__INFORMATION SUPPLIED__:

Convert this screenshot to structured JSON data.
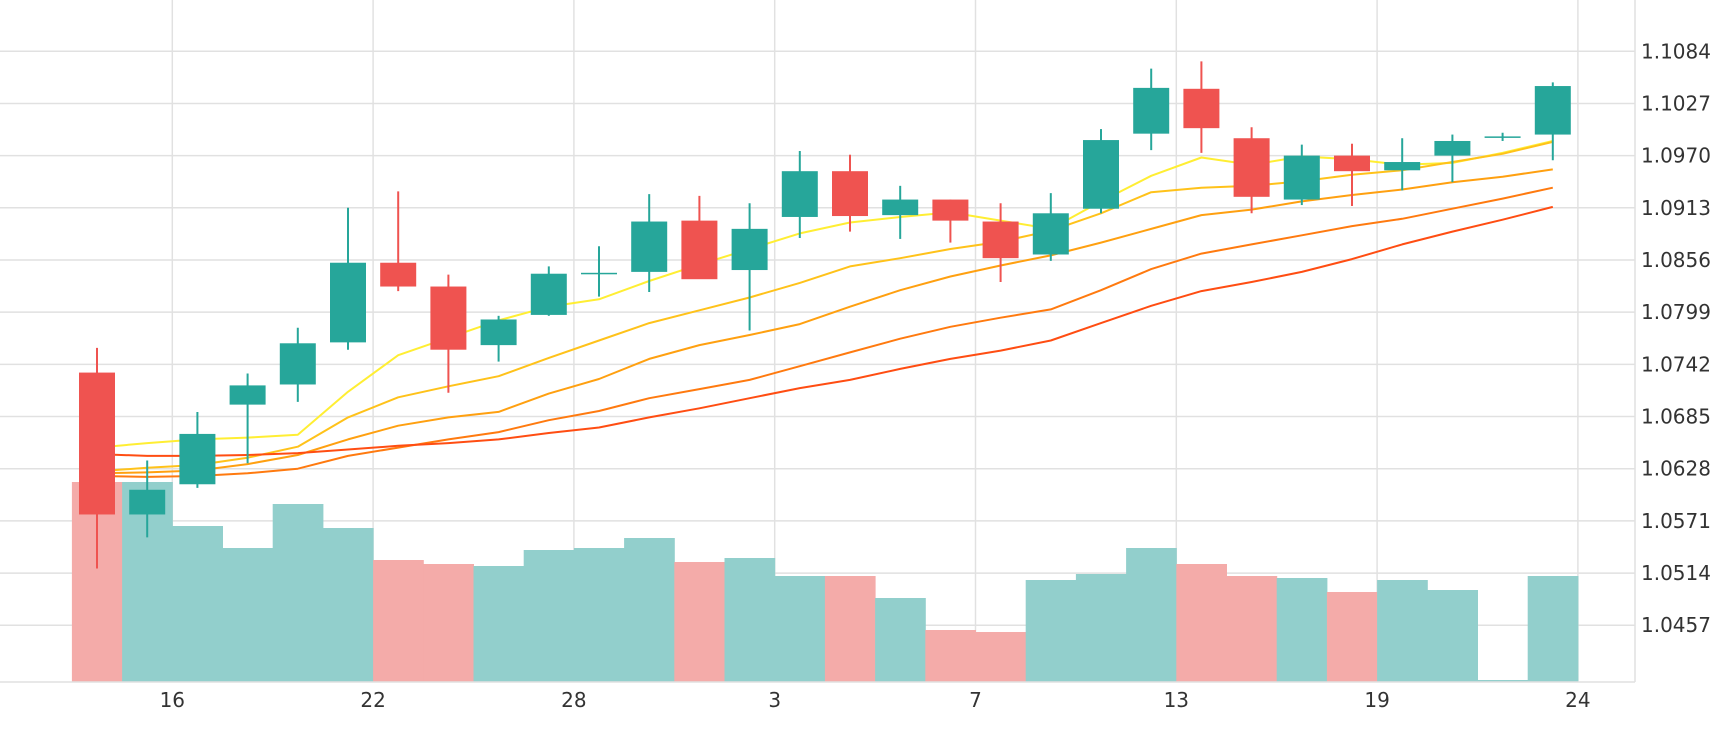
{
  "colors": {
    "up": "#26a69a",
    "down": "#ef5350",
    "up_volume": "#92cfcc",
    "down_volume": "#f4aba9",
    "grid": "#e1e1e1",
    "axis_text": "#333333",
    "ma_lines": [
      "#ffee33",
      "#ffc21a",
      "#ffa010",
      "#ff7a0f",
      "#ff4d12"
    ]
  },
  "chart_data": {
    "type": "candlestick",
    "grid": true,
    "price_axis": {
      "position": "right",
      "ticks": [
        1.1084,
        1.1027,
        1.097,
        1.0913,
        1.0856,
        1.0799,
        1.0742,
        1.0685,
        1.0628,
        1.0571,
        1.0514,
        1.0457
      ],
      "tick_labels": [
        "1.1084",
        "1.1027",
        "1.0970",
        "1.0913",
        "1.0856",
        "1.0799",
        "1.0742",
        "1.0685",
        "1.0628",
        "1.0571",
        "1.0514",
        "1.0457"
      ],
      "range": [
        1.0395,
        1.114
      ]
    },
    "time_axis": {
      "position": "bottom",
      "tick_labels": [
        {
          "label": "16",
          "index": 1.5
        },
        {
          "label": "22",
          "index": 5.5
        },
        {
          "label": "28",
          "index": 9.5
        },
        {
          "label": "3",
          "index": 13.5
        },
        {
          "label": "7",
          "index": 17.5
        },
        {
          "label": "13",
          "index": 21.5
        },
        {
          "label": "19",
          "index": 25.5
        },
        {
          "label": "24",
          "index": 29.5
        }
      ]
    },
    "candles": [
      {
        "open": 1.0733,
        "high": 1.076,
        "low": 1.0519,
        "close": 1.0578
      },
      {
        "open": 1.0578,
        "high": 1.0637,
        "low": 1.0553,
        "close": 1.0605
      },
      {
        "open": 1.0611,
        "high": 1.069,
        "low": 1.0607,
        "close": 1.0666
      },
      {
        "open": 1.0698,
        "high": 1.0732,
        "low": 1.0634,
        "close": 1.0719
      },
      {
        "open": 1.072,
        "high": 1.0782,
        "low": 1.0701,
        "close": 1.0765
      },
      {
        "open": 1.0766,
        "high": 1.0913,
        "low": 1.0758,
        "close": 1.0853
      },
      {
        "open": 1.0853,
        "high": 1.0931,
        "low": 1.0822,
        "close": 1.0827
      },
      {
        "open": 1.0827,
        "high": 1.084,
        "low": 1.0711,
        "close": 1.0758
      },
      {
        "open": 1.0763,
        "high": 1.0795,
        "low": 1.0745,
        "close": 1.0791
      },
      {
        "open": 1.0796,
        "high": 1.0849,
        "low": 1.0795,
        "close": 1.0841
      },
      {
        "open": 1.0842,
        "high": 1.0871,
        "low": 1.0816,
        "close": 1.0842
      },
      {
        "open": 1.0843,
        "high": 1.0928,
        "low": 1.0821,
        "close": 1.0898
      },
      {
        "open": 1.0899,
        "high": 1.0926,
        "low": 1.0836,
        "close": 1.0835
      },
      {
        "open": 1.0845,
        "high": 1.0918,
        "low": 1.0779,
        "close": 1.089
      },
      {
        "open": 1.0903,
        "high": 1.0975,
        "low": 1.088,
        "close": 1.0953
      },
      {
        "open": 1.0953,
        "high": 1.0971,
        "low": 1.0887,
        "close": 1.0904
      },
      {
        "open": 1.0905,
        "high": 1.0937,
        "low": 1.0879,
        "close": 1.0922
      },
      {
        "open": 1.0922,
        "high": 1.0922,
        "low": 1.0875,
        "close": 1.0899
      },
      {
        "open": 1.0898,
        "high": 1.0918,
        "low": 1.0832,
        "close": 1.0858
      },
      {
        "open": 1.0862,
        "high": 1.0929,
        "low": 1.0855,
        "close": 1.0907
      },
      {
        "open": 1.0912,
        "high": 1.0999,
        "low": 1.0907,
        "close": 1.0987
      },
      {
        "open": 1.0994,
        "high": 1.1065,
        "low": 1.0976,
        "close": 1.1044
      },
      {
        "open": 1.1043,
        "high": 1.1073,
        "low": 1.0973,
        "close": 1.1
      },
      {
        "open": 1.0989,
        "high": 1.1001,
        "low": 1.0907,
        "close": 1.0925
      },
      {
        "open": 1.0922,
        "high": 1.0982,
        "low": 1.0916,
        "close": 1.097
      },
      {
        "open": 1.097,
        "high": 1.0983,
        "low": 1.0915,
        "close": 1.0953
      },
      {
        "open": 1.0954,
        "high": 1.0989,
        "low": 1.0932,
        "close": 1.0963
      },
      {
        "open": 1.097,
        "high": 1.0993,
        "low": 1.0941,
        "close": 1.0986
      },
      {
        "open": 1.0991,
        "high": 1.0995,
        "low": 1.0986,
        "close": 1.0991
      },
      {
        "open": 1.0993,
        "high": 1.105,
        "low": 1.0965,
        "close": 1.1046
      }
    ],
    "volume": {
      "max": 100,
      "values": [
        100,
        100,
        78,
        67,
        89,
        77,
        61,
        59,
        58,
        66,
        67,
        72,
        60,
        62,
        53,
        53,
        42,
        26,
        25,
        51,
        54,
        67,
        59,
        53,
        52,
        45,
        51,
        46,
        1,
        53
      ]
    },
    "moving_averages": [
      {
        "values": [
          1.0651,
          1.0656,
          1.066,
          1.0662,
          1.0665,
          1.0712,
          1.0752,
          1.0771,
          1.079,
          1.0805,
          1.0813,
          1.0833,
          1.0851,
          1.0868,
          1.0885,
          1.0897,
          1.0903,
          1.0908,
          1.0899,
          1.089,
          1.092,
          1.0948,
          1.0968,
          1.096,
          1.0969,
          1.0966,
          1.096,
          1.0962,
          1.0973,
          1.0986
        ]
      },
      {
        "values": [
          1.0625,
          1.0629,
          1.0632,
          1.064,
          1.0652,
          1.0684,
          1.0706,
          1.0718,
          1.0729,
          1.0749,
          1.0768,
          1.0787,
          1.0801,
          1.0815,
          1.0831,
          1.0849,
          1.0858,
          1.0868,
          1.0876,
          1.0888,
          1.0907,
          1.093,
          1.0935,
          1.0937,
          1.0942,
          1.0949,
          1.0954,
          1.0963,
          1.0972,
          1.0985
        ]
      },
      {
        "values": [
          1.0623,
          1.0624,
          1.0626,
          1.0633,
          1.0643,
          1.066,
          1.0675,
          1.0684,
          1.069,
          1.071,
          1.0726,
          1.0748,
          1.0763,
          1.0774,
          1.0786,
          1.0805,
          1.0823,
          1.0838,
          1.085,
          1.0861,
          1.0875,
          1.089,
          1.0905,
          1.0911,
          1.092,
          1.0927,
          1.0933,
          1.0941,
          1.0947,
          1.0955
        ]
      },
      {
        "values": [
          1.062,
          1.0619,
          1.062,
          1.0623,
          1.0628,
          1.0642,
          1.0651,
          1.066,
          1.0668,
          1.0681,
          1.0691,
          1.0705,
          1.0715,
          1.0725,
          1.074,
          1.0755,
          1.077,
          1.0783,
          1.0793,
          1.0802,
          1.0823,
          1.0846,
          1.0863,
          1.0873,
          1.0883,
          1.0893,
          1.0901,
          1.0912,
          1.0923,
          1.0935
        ]
      },
      {
        "values": [
          1.0644,
          1.0642,
          1.0642,
          1.0643,
          1.0645,
          1.0649,
          1.0653,
          1.0656,
          1.066,
          1.0667,
          1.0673,
          1.0684,
          1.0694,
          1.0705,
          1.0716,
          1.0725,
          1.0737,
          1.0748,
          1.0757,
          1.0768,
          1.0787,
          1.0806,
          1.0822,
          1.0832,
          1.0843,
          1.0857,
          1.0873,
          1.0887,
          1.09,
          1.0914
        ]
      }
    ]
  }
}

__WORK REQUIRED__: Which lines hold the word "index"? Copy every one of them.

__SOLUTION__:
          "index": 1.5
          "index": 5.5
          "index": 9.5
          "index": 13.5
          "index": 17.5
          "index": 21.5
          "index": 25.5
          "index": 29.5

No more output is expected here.